GOAL: Copy all lines holding the word "être" from the entries.

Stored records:
'''

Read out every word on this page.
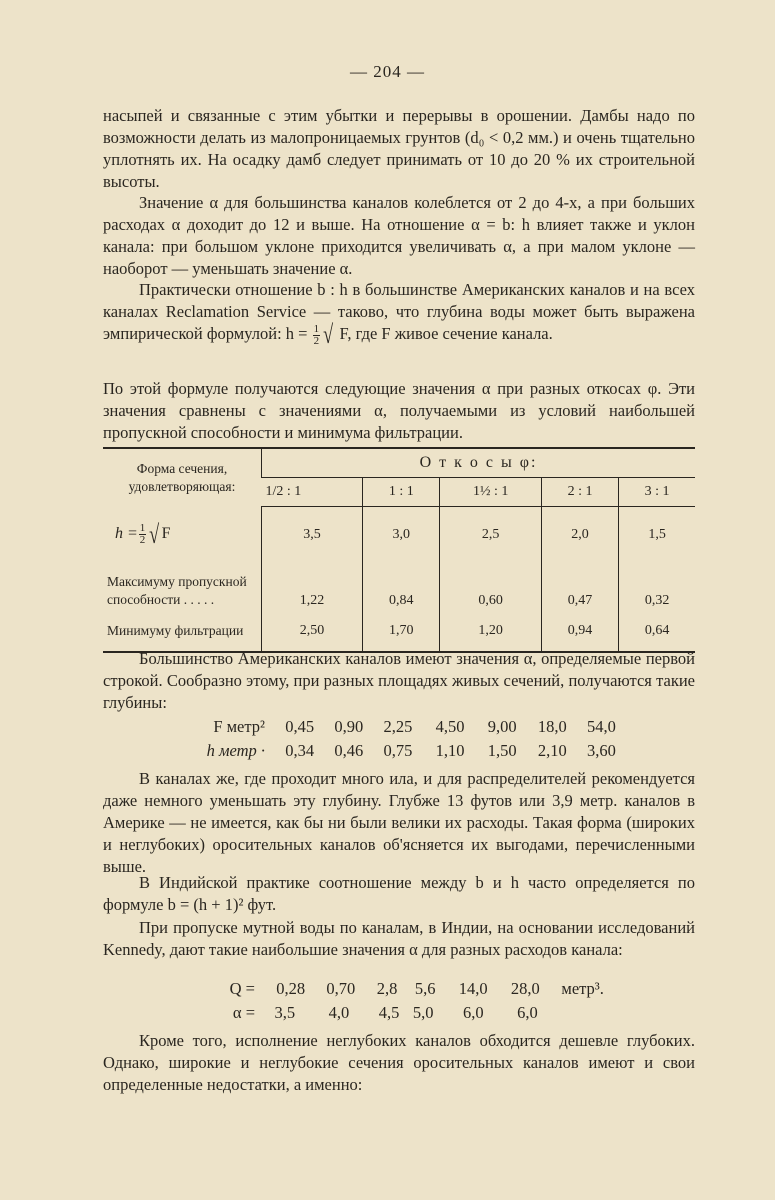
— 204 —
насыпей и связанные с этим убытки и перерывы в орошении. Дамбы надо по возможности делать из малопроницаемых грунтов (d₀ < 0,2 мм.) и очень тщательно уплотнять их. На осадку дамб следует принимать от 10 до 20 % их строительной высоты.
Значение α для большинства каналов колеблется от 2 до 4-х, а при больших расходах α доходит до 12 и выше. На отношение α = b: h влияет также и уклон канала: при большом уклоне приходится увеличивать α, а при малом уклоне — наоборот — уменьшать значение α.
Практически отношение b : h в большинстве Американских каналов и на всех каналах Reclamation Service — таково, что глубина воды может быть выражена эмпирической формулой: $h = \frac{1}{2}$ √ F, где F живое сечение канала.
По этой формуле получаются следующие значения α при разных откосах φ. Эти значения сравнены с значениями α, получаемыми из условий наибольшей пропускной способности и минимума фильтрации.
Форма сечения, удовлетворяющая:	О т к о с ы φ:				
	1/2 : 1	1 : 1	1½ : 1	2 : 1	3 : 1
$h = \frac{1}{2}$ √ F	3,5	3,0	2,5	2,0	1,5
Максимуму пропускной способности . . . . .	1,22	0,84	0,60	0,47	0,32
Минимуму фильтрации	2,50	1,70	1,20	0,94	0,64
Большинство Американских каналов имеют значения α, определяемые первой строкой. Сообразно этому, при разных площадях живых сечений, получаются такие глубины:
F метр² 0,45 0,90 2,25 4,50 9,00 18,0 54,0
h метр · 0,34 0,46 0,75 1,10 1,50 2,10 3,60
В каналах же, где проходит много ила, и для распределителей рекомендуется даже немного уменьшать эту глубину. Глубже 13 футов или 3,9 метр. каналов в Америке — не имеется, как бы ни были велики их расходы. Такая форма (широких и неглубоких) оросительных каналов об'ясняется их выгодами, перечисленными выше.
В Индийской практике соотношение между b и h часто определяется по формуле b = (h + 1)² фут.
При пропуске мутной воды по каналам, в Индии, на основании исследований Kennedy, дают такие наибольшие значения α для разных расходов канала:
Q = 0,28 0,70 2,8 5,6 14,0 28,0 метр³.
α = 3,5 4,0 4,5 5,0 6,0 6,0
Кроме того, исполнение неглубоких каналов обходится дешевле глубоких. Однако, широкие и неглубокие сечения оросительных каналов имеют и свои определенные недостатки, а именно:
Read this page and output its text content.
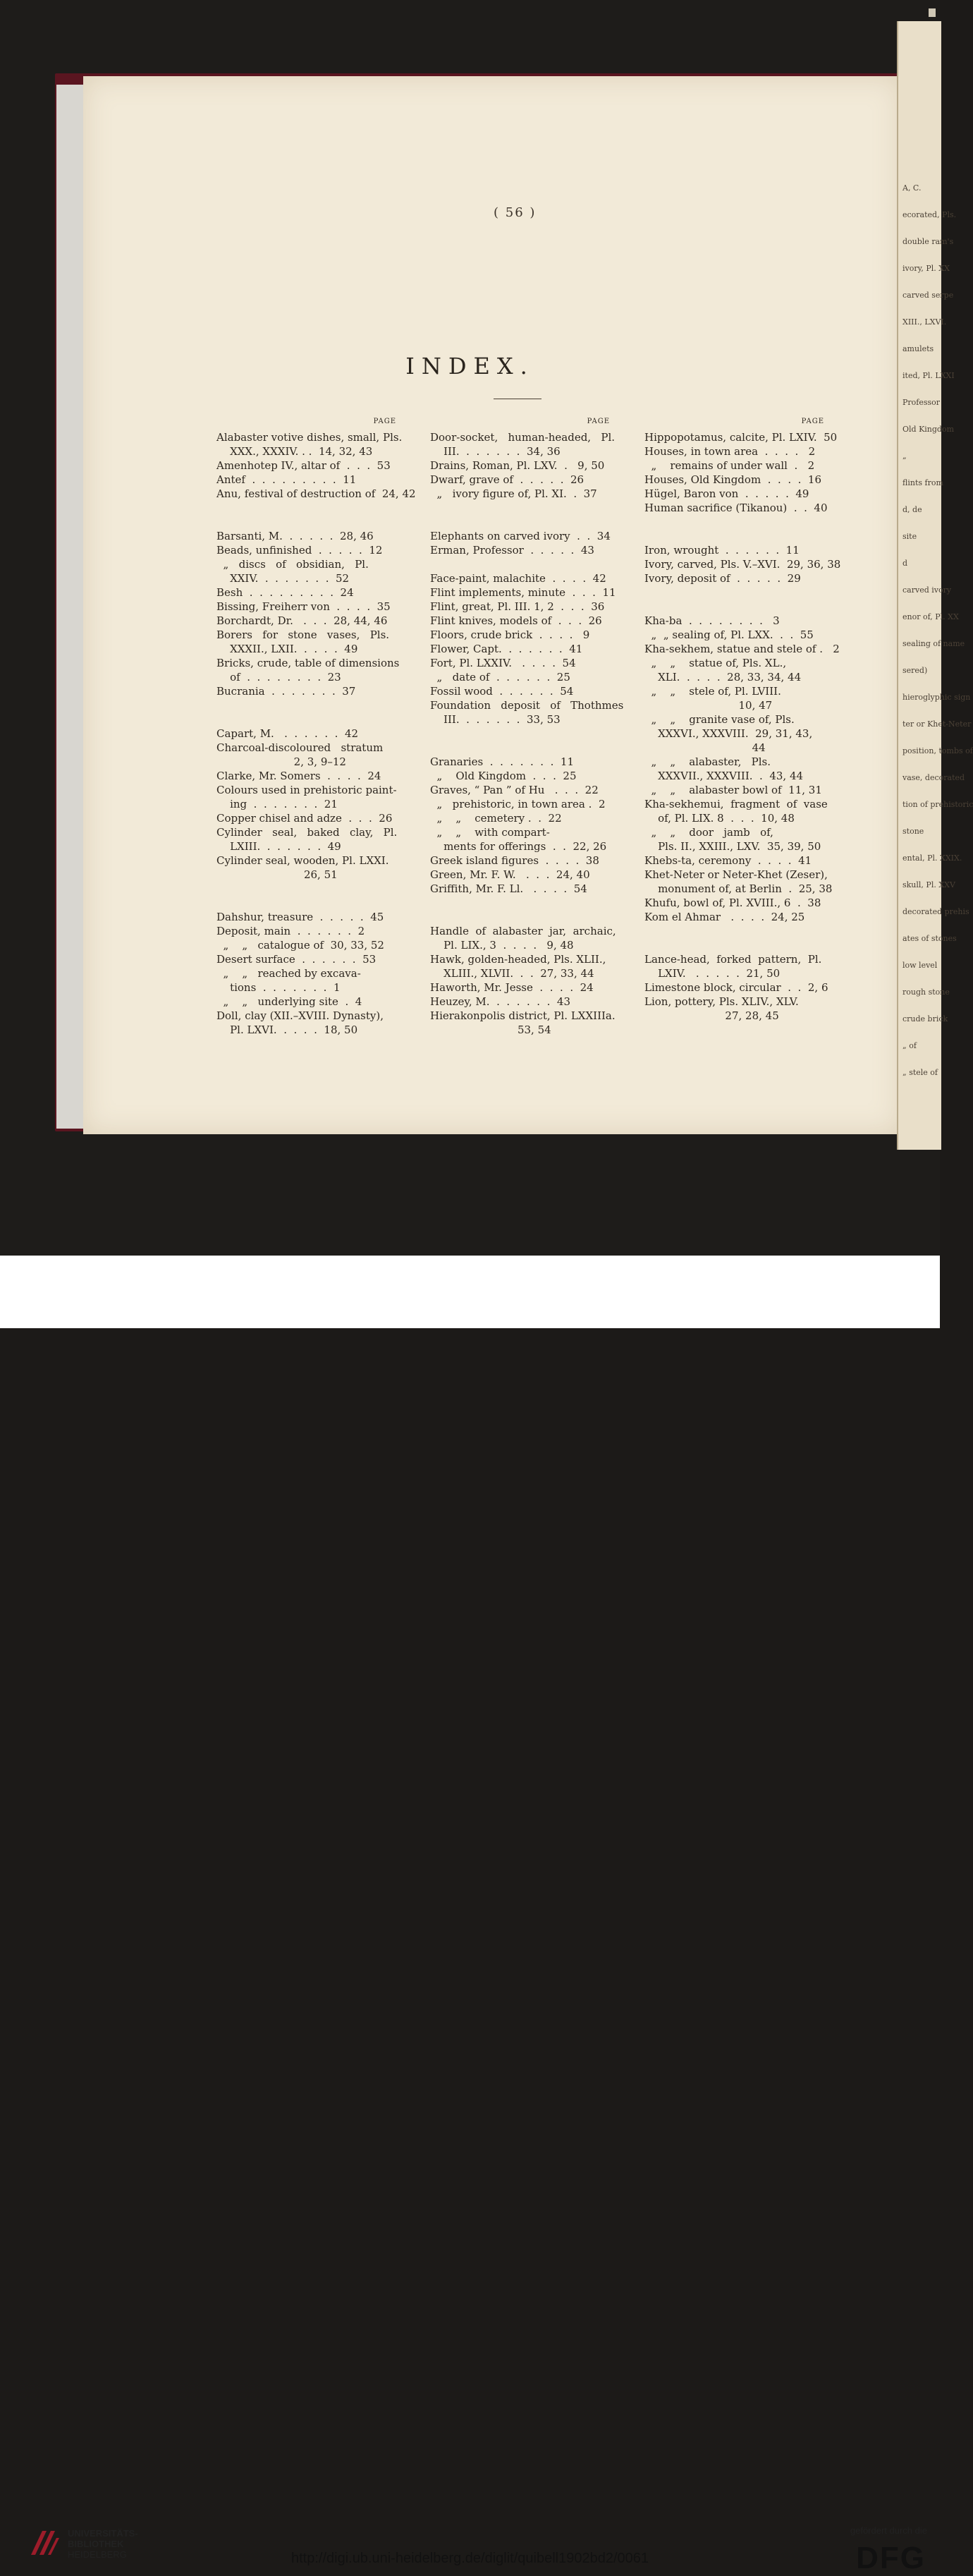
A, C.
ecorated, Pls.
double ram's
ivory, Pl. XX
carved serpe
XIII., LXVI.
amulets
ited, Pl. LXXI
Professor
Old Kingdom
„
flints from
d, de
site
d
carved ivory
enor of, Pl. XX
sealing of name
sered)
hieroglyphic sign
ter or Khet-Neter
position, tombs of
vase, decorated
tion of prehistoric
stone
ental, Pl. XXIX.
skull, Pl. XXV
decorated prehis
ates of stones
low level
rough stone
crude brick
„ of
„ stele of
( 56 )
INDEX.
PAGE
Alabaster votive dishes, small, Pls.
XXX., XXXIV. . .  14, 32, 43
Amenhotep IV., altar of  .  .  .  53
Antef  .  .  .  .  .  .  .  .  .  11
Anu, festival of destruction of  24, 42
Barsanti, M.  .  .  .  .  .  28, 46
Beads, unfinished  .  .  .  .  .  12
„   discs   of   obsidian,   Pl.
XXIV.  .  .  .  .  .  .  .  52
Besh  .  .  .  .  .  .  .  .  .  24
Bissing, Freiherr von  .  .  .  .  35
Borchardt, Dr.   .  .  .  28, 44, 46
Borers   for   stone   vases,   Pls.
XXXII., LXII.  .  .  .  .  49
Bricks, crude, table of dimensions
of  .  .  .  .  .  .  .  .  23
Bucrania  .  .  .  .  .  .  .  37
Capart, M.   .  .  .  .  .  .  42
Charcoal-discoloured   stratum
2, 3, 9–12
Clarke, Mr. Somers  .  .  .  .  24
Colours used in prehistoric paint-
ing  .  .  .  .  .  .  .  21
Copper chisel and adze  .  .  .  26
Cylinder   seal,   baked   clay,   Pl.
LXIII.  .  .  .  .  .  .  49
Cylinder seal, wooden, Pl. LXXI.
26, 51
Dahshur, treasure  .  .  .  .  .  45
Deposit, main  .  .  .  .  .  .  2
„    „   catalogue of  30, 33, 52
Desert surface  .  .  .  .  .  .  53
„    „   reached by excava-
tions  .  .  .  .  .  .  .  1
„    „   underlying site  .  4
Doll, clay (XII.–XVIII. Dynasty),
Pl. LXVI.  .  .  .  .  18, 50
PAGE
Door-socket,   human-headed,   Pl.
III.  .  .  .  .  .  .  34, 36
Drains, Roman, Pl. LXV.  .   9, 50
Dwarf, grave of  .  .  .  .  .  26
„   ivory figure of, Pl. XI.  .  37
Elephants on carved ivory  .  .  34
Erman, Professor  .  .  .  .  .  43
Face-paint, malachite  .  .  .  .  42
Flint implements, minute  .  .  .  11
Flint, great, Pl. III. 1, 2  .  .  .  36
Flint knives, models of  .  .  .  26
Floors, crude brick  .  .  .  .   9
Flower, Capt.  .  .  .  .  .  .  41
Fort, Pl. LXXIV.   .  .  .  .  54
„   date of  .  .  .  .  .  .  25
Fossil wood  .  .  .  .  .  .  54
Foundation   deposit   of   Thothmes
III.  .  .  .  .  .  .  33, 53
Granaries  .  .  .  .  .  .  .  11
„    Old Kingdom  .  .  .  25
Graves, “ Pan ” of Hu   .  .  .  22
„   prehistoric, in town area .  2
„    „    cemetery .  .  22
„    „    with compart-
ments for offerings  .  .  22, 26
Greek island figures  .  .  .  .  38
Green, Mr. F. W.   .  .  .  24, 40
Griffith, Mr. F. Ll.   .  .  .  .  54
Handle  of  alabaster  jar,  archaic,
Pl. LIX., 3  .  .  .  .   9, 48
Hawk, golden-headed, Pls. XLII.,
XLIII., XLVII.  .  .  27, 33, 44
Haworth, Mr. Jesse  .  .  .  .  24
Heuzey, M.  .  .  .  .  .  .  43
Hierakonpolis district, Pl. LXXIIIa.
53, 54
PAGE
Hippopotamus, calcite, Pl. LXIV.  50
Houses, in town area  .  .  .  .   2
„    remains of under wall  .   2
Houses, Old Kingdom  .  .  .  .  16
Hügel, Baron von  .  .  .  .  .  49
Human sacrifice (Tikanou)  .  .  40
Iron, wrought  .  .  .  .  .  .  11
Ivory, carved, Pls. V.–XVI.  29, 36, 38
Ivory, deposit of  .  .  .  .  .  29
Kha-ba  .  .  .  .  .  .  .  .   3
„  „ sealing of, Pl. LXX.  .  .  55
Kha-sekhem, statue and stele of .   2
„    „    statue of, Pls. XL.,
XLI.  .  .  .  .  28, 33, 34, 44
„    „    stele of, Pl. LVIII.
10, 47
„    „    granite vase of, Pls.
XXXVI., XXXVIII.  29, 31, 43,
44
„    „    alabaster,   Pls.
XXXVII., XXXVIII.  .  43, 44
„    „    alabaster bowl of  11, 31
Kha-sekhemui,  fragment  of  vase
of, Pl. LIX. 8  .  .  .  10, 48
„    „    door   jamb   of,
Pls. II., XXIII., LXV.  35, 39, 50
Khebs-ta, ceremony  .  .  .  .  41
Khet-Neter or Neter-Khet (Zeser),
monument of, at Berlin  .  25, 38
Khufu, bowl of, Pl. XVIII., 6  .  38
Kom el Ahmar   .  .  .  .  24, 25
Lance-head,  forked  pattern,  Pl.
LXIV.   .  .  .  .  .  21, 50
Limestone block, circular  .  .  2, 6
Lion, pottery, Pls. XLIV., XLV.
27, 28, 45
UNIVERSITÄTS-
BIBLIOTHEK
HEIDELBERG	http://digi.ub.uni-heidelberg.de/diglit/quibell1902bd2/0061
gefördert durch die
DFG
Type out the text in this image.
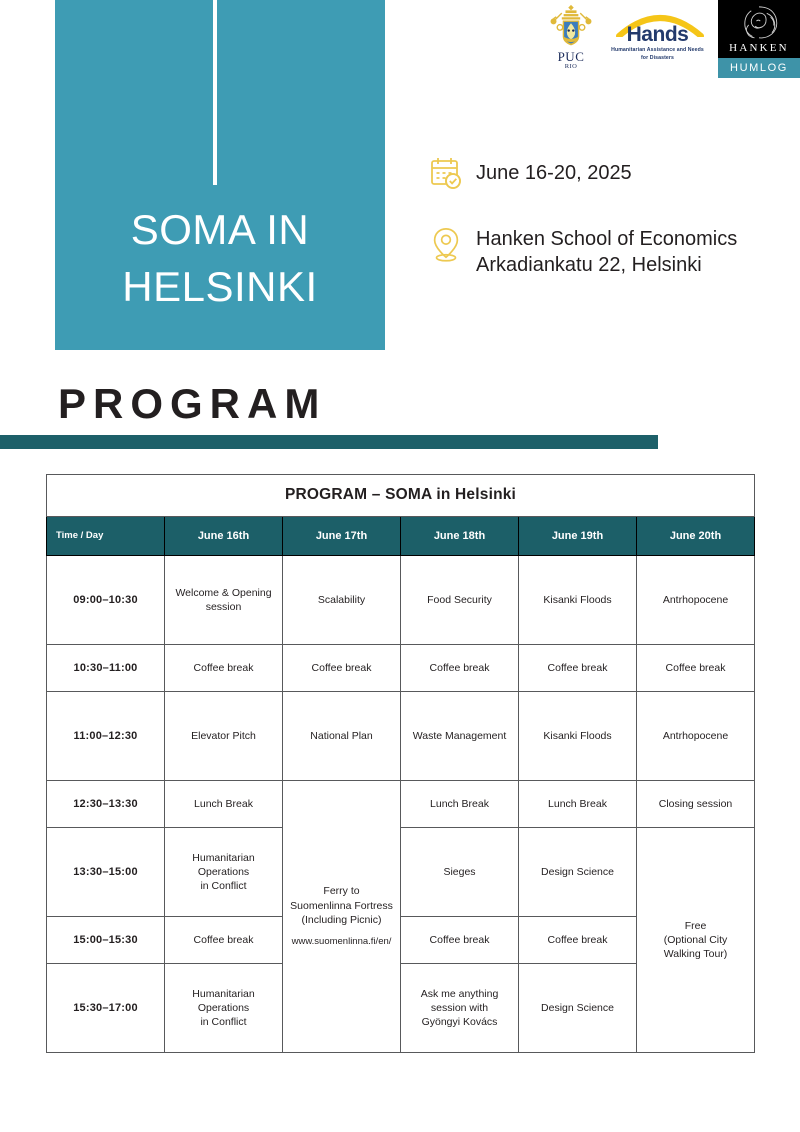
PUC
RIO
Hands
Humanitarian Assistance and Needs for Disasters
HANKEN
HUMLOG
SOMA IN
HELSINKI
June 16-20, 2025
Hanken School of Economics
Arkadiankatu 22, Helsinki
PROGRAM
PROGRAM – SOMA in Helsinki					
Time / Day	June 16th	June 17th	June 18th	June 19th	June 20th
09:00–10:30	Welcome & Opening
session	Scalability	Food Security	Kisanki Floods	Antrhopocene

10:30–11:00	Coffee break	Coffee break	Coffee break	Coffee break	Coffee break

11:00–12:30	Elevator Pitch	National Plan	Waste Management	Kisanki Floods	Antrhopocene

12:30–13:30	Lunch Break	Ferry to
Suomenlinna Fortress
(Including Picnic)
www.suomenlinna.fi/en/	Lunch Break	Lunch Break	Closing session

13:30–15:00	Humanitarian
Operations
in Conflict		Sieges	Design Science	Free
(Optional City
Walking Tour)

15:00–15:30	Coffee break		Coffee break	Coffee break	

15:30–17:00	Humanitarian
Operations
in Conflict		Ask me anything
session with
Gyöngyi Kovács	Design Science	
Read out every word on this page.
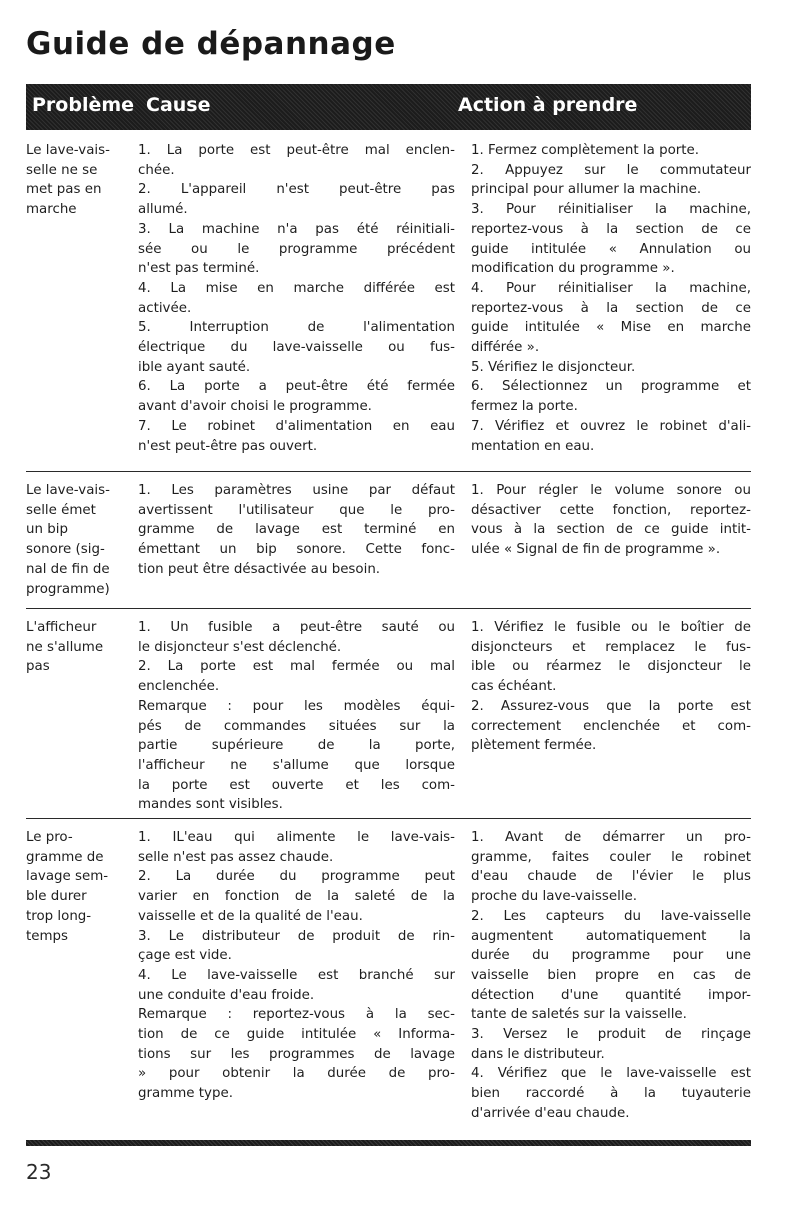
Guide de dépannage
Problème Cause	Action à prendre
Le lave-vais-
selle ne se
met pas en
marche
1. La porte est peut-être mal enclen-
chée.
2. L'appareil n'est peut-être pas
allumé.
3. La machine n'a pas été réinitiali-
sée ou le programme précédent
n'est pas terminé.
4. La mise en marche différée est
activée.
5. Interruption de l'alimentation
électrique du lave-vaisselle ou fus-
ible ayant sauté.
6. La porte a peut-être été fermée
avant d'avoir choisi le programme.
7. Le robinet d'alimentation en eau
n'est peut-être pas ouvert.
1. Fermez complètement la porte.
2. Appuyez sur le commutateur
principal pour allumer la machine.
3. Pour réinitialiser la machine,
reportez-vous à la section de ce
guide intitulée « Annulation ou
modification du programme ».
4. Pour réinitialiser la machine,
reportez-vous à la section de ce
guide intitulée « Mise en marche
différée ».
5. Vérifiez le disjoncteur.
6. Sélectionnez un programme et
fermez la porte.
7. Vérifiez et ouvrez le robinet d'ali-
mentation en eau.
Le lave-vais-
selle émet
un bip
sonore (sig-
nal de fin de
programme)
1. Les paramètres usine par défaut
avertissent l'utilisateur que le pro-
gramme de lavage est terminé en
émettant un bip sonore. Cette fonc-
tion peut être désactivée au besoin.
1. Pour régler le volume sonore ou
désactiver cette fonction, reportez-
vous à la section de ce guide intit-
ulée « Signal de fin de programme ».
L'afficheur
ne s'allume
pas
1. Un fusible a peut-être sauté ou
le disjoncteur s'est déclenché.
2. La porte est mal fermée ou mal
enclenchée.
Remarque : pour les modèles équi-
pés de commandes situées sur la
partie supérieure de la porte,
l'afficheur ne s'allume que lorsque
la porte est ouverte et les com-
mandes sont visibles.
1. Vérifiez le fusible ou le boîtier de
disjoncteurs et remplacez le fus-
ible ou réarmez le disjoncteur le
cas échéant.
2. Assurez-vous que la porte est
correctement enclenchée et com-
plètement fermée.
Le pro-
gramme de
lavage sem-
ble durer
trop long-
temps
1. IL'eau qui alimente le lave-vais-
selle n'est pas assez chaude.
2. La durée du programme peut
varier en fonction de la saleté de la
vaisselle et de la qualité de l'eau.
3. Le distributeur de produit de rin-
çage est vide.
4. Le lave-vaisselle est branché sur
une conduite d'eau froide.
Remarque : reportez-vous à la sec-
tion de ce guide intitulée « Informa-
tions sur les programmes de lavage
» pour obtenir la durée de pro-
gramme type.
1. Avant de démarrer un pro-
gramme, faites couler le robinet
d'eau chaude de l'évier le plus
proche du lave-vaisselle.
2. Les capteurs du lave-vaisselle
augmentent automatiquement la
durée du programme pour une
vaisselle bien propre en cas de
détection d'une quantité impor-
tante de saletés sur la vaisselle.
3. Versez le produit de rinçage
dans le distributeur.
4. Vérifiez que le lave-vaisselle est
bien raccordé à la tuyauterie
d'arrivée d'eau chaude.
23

'''

WRITTEN SOLUTION:
1. La porte est peut-être mal enclen-
2. L'appareil n'est peut-être pas
6. La porte a peut-être été fermée
n'est peut-être pas ouvert.
tion peut être désactivée au besoin.
1. Un fusible a peut-être sauté ou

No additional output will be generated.